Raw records
%%

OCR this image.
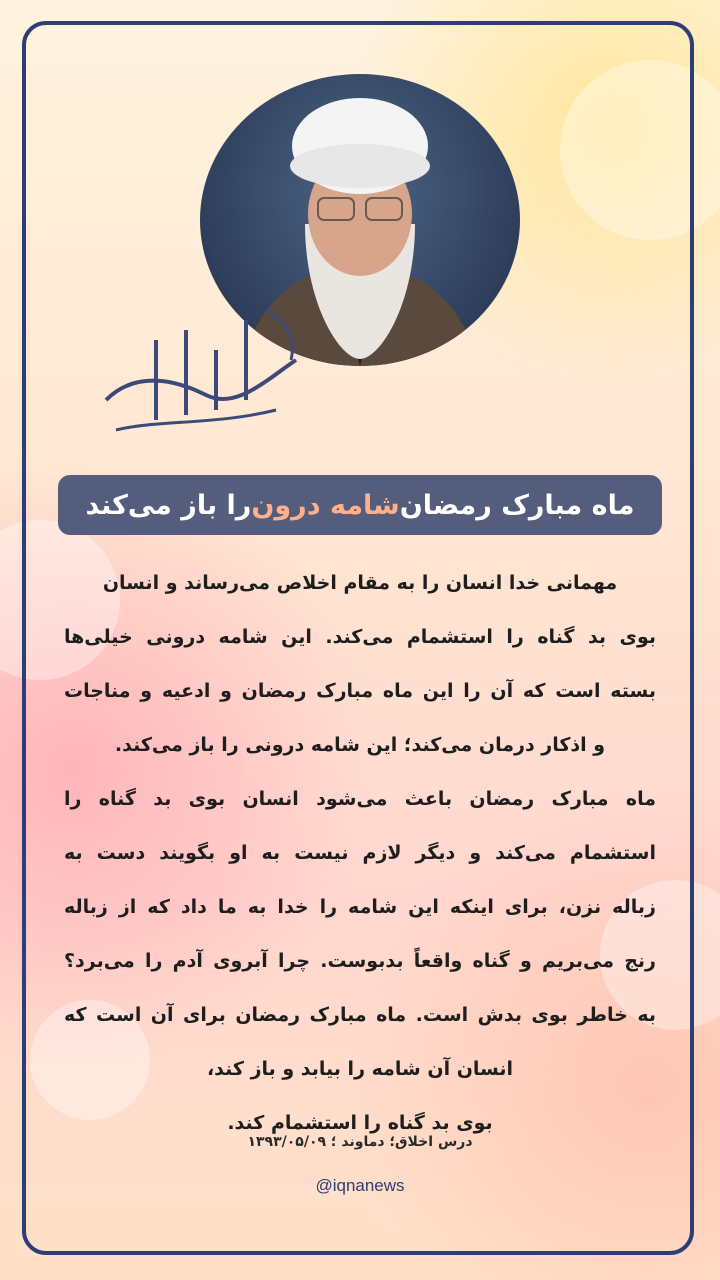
ماه مبارک رمضان
شامه درون
را باز می‌کند
مهمانی خدا انسان را به مقام اخلاص می‌رساند و انسان
بوی بد گناه را استشمام می‌کند. این شامه درونی خیلی‌ها
بسته است که آن را این ماه مبارک رمضان و ادعیه و مناجات
و اذکار درمان می‌کند؛ این شامه درونی را باز می‌کند.
ماه مبارک رمضان باعث می‌شود انسان بوی بد گناه را
استشمام می‌کند و دیگر لازم نیست به او بگویند دست به
زباله نزن، برای اینکه این شامه را خدا به ما داد که از زباله
رنج می‌بریم و گناه واقعاً بدبوست. چرا آبروی آدم را می‌برد؟
به خاطر بوی بدش است. ماه مبارک رمضان برای آن است که
انسان آن شامه را بیابد و باز کند،
بوی بد گناه را استشمام کند.
درس اخلاق؛ دماوند ؛ ۱۳۹۳/۰۵/۰۹
@iqnanews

%%

To do: Reproduce the records, all of them, word for word; omit the pictures.

Answer to the task:
OCR this image.
ماه مبارک رمضان
شامه درون
را باز می‌کند
مهمانی خدا انسان را به مقام اخلاص می‌رساند و انسان
بوی بد گناه را استشمام می‌کند. این شامه درونی خیلی‌ها
بسته است که آن را این ماه مبارک رمضان و ادعیه و مناجات
و اذکار درمان می‌کند؛ این شامه درونی را باز می‌کند.
ماه مبارک رمضان باعث می‌شود انسان بوی بد گناه را
استشمام می‌کند و دیگر لازم نیست به او بگویند دست به
زباله نزن، برای اینکه این شامه را خدا به ما داد که از زباله
رنج می‌بریم و گناه واقعاً بدبوست. چرا آبروی آدم را می‌برد؟
به خاطر بوی بدش است. ماه مبارک رمضان برای آن است که
انسان آن شامه را بیابد و باز کند،
بوی بد گناه را استشمام کند.
درس اخلاق؛ دماوند ؛ ۱۳۹۳/۰۵/۰۹
@iqnanews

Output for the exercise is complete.